# Extract provided
════════════════
# Maxim peps?



## joemoney1rock (Mar 18, 2015)

Anyone experimented w them, any feedback on the lgd?

Thanks


----------



## mac10chap (Mar 18, 2015)

I use them for AI's and T3.  Never had an issue with either.  Cant vouch for any other products they offer, but I would not hesitate to purchase from them.


----------



## joemoney1rock (Mar 19, 2015)

mac10chap said:


> I use them for AI's and T3.  Never had an issue with either.  Cant vouch for any other products they offer, but I would not hesitate to purchase from them.



Thanks for the reply brotha...


----------



## joemoney1rock (Mar 19, 2015)

mac10chap said:


> I use them for AI's and T3.  Never had an issue with either.  Cant vouch for any other products they offer, but I would not hesitate to purchase from them.



AI's similar to formeron/formestane?
Any other chems/liquids you'd recommend?


----------



## mac10chap (Mar 19, 2015)

joemoney1rock said:


> Thanks for the reply brotha...



No problem.



joemoney1rock said:


> AI's similar to formeron/formestane?
> Any other chems/liquids you'd recommend?



I'm using Exemestane.  What are you wanting to achieve before I can recommend any chems or liquids.


----------



## joemoney1rock (Mar 19, 2015)

mac10chap said:


> No problem.
> 
> 
> 
> I'm using Exemestane.  What are you wanting to achieve before I can recommend any chems or liquids.
════════════════
# Document layout detection entries
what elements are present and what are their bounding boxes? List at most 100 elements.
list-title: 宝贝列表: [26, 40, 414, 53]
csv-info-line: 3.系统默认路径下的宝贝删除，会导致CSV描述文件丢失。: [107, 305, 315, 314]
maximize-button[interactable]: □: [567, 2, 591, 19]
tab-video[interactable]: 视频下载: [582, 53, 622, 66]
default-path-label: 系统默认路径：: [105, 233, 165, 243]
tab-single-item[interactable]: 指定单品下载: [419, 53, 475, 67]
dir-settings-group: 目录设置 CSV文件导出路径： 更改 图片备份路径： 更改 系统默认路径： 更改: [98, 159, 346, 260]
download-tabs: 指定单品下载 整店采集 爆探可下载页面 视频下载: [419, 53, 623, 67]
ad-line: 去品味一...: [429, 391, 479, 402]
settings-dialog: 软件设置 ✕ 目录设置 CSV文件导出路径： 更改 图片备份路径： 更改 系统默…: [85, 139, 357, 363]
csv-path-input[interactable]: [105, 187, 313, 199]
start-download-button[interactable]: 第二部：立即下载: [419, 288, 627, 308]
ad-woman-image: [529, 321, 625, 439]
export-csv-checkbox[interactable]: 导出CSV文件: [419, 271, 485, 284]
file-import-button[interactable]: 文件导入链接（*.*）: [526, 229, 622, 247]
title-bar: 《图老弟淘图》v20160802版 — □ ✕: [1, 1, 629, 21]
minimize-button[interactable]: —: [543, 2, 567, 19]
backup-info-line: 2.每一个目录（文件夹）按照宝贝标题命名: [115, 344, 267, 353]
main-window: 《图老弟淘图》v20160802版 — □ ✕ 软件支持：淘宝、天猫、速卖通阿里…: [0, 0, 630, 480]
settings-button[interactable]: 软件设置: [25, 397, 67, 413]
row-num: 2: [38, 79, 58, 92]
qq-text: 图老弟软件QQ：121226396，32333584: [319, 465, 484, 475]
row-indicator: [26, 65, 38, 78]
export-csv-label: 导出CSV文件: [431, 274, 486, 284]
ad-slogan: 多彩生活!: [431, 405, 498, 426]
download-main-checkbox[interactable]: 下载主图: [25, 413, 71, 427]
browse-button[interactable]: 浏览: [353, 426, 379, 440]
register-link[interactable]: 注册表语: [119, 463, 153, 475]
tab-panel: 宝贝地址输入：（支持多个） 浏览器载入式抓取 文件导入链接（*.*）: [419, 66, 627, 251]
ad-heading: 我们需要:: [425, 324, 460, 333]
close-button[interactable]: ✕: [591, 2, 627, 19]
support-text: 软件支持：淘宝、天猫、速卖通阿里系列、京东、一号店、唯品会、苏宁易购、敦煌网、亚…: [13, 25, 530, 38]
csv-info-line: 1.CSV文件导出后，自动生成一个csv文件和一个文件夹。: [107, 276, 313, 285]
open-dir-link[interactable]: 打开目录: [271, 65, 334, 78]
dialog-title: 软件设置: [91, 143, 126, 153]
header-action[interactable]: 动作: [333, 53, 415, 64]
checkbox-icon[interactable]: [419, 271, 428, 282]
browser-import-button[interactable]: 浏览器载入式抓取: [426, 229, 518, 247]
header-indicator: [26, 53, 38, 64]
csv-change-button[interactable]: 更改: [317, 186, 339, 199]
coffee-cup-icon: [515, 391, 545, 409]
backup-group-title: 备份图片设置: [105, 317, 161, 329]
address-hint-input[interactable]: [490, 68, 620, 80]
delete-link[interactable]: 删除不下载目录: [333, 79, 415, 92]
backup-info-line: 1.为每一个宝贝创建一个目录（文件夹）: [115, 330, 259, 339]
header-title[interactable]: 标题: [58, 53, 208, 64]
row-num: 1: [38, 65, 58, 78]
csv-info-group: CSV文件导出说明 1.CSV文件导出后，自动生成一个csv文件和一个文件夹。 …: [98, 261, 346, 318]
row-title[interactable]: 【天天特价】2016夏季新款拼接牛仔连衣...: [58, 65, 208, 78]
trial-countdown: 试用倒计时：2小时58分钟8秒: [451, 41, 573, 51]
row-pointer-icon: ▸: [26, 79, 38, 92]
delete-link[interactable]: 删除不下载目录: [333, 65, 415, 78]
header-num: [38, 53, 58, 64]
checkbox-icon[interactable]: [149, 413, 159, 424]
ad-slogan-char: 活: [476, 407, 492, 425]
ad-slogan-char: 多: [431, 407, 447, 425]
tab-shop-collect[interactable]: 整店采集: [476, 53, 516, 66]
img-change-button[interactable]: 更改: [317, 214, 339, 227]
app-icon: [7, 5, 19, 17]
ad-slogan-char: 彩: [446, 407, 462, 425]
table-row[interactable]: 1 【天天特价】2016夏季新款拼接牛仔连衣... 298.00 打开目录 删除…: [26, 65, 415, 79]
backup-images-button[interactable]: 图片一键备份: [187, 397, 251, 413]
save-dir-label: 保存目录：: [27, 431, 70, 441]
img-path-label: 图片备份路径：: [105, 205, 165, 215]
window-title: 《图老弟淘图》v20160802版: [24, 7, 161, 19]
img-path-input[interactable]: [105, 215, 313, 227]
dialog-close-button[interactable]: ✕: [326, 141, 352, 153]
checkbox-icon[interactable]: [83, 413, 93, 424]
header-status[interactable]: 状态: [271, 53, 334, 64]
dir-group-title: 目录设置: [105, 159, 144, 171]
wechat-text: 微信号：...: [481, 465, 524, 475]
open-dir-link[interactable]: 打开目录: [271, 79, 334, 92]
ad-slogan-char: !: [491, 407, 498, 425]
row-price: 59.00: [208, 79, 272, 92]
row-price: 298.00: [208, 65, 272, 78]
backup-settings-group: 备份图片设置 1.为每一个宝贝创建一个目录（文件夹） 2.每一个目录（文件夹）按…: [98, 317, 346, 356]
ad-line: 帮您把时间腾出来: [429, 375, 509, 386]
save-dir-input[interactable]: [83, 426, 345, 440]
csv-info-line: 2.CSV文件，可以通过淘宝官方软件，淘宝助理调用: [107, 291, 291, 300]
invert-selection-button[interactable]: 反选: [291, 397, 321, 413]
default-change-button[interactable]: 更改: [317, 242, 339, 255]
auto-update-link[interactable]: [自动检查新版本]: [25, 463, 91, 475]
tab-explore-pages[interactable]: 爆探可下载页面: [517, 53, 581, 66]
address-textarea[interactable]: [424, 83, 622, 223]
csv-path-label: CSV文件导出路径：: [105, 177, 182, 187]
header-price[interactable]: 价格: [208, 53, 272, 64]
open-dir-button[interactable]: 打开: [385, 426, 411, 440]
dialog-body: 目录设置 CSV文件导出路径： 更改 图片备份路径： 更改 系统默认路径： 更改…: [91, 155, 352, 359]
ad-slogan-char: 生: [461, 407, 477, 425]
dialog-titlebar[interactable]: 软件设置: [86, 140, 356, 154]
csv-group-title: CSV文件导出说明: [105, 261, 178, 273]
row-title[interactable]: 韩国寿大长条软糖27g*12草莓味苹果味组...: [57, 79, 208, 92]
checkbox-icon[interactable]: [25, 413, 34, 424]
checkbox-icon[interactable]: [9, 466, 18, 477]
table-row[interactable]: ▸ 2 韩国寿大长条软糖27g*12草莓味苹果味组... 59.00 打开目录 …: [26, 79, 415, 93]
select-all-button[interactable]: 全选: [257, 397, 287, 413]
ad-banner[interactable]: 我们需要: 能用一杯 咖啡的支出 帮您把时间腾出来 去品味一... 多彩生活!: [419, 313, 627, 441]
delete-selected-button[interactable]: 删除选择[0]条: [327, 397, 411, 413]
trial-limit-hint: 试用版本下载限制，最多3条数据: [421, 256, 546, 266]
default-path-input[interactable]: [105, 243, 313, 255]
════════════════
# What the task requires
Resume the Maxim peps forum thread after its last line. You won't need the entries for this.

# Answer for this exercise
Well I recently purchased some lgd from them to research/experiment with, so was wondering on feedback from them...
The AI thing I just asked since you mentioned it, I've used formeron in the past and it worked well for leaning/drying up....


----------



## joemoney1rock (Mar 19, 2015)

mac10chap said:


> No problem.
> 
> 
> 
> I'm using Exemestane.  What are you wanting to achieve before I can recommend any chems or liquids.



Well I recently purchased some lgd from them to research/experiment with, so was wondering on feedback from them...
The AI thing I just asked since you mentioned it, I've used formeron in the past and it worked well for leaning/drying up....


----------



## joemoney1rock (Mar 25, 2015)

mac10chap said:


> No problem.
> 
> 
> 
> I'm using Exemestane.  What are you wanting to achieve before I can recommend any chems or liquids.



Anything you'd recommend, I'm trying to add lean quality mass/gains....


----------



## mac10chap (Mar 25, 2015)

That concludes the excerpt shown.